* THE EXERCISE *
Below are some records; reproduce every one of them exactly.

* RAW RECORDS *
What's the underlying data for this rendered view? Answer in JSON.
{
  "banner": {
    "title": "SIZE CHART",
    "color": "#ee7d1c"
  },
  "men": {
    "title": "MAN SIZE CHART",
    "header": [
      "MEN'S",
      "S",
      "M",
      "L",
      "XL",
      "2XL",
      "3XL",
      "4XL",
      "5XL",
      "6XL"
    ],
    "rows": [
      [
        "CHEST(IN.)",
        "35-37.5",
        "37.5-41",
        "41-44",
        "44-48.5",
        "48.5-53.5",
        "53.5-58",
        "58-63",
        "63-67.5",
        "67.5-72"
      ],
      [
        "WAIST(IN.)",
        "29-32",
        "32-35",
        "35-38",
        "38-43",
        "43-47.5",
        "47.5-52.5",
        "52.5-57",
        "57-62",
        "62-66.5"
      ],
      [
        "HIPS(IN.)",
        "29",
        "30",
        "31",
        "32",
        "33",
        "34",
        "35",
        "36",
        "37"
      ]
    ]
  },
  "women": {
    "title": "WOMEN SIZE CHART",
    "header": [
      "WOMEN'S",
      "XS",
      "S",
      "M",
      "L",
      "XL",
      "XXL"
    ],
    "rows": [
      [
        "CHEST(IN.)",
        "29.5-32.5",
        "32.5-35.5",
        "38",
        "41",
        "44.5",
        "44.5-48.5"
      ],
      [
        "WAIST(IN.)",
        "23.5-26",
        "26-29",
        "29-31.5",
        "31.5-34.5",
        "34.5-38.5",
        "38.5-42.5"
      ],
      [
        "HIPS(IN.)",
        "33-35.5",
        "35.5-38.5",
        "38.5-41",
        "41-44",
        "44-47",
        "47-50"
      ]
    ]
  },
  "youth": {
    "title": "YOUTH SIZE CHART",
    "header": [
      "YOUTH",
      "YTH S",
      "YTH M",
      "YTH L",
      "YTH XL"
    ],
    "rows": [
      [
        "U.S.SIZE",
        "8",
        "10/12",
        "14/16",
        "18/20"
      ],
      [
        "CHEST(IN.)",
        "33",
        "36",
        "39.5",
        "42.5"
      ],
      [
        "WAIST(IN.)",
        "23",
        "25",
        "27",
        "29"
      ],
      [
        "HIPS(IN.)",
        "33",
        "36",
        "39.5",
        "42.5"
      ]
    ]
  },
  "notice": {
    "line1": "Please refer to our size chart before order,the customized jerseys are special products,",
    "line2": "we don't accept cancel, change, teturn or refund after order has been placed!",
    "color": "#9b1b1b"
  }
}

* FINAL ANSWER *
What's the underlying data for this rendered view? Answer in JSON.
{
  "banner": {
    "title": "SIZE CHART",
    "color": "#ee7d1c"
  },
  "men": {
    "title": "MAN SIZE CHART",
    "header": [
      "MEN'S",
      "S",
      "M",
      "L",
      "XL",
      "2XL",
      "3XL",
      "4XL",
      "5XL",
      "6XL"
    ],
    "rows": [
      [
        "CHEST(IN.)",
        "35-37.5",
        "37.5-41",
        "41-44",
        "44-48.5",
        "48.5-53.5",
        "53.5-58",
        "58-63",
        "63-67.5",
        "67.5-72"
      ],
      [
        "WAIST(IN.)",
        "29-32",
        "32-35",
        "35-38",
        "38-43",
        "43-47.5",
        "47.5-52.5",
        "52.5-57",
        "57-62",
        "62-66.5"
      ],
      [
        "HIPS(IN.)",
        "29",
        "30",
        "31",
        "32",
        "33",
        "34",
        "35",
        "36",
        "37"
      ]
    ]
  },
  "women": {
    "title": "WOMEN SIZE CHART",
    "header": [
      "WOMEN'S",
      "XS",
      "S",
      "M",
      "L",
      "XL",
      "XXL"
    ],
    "rows": [
      [
        "CHEST(IN.)",
        "29.5-32.5",
        "32.5-35.5",
        "38",
        "41",
        "44.5",
        "44.5-48.5"
      ],
      [
        "WAIST(IN.)",
        "23.5-26",
        "26-29",
        "29-31.5",
        "31.5-34.5",
        "34.5-38.5",
        "38.5-42.5"
      ],
      [
        "HIPS(IN.)",
        "33-35.5",
        "35.5-38.5",
        "38.5-41",
        "41-44",
        "44-47",
        "47-50"
      ]
    ]
  },
  "youth": {
    "title": "YOUTH SIZE CHART",
    "header": [
      "YOUTH",
      "YTH S",
      "YTH M",
      "YTH L",
      "YTH XL"
    ],
    "rows": [
      [
        "U.S.SIZE",
        "8",
        "10/12",
        "14/16",
        "18/20"
      ],
      [
        "CHEST(IN.)",
        "33",
        "36",
        "39.5",
        "42.5"
      ],
      [
        "WAIST(IN.)",
        "23",
        "25",
        "27",
        "29"
      ],
      [
        "HIPS(IN.)",
        "33",
        "36",
        "39.5",
        "42.5"
      ]
    ]
  },
  "notice": {
    "line1": "Please refer to our size chart before order,the customized jerseys are special products,",
    "line2": "we don't accept cancel, change, teturn or refund after order has been placed!",
    "color": "#9b1b1b"
  }
}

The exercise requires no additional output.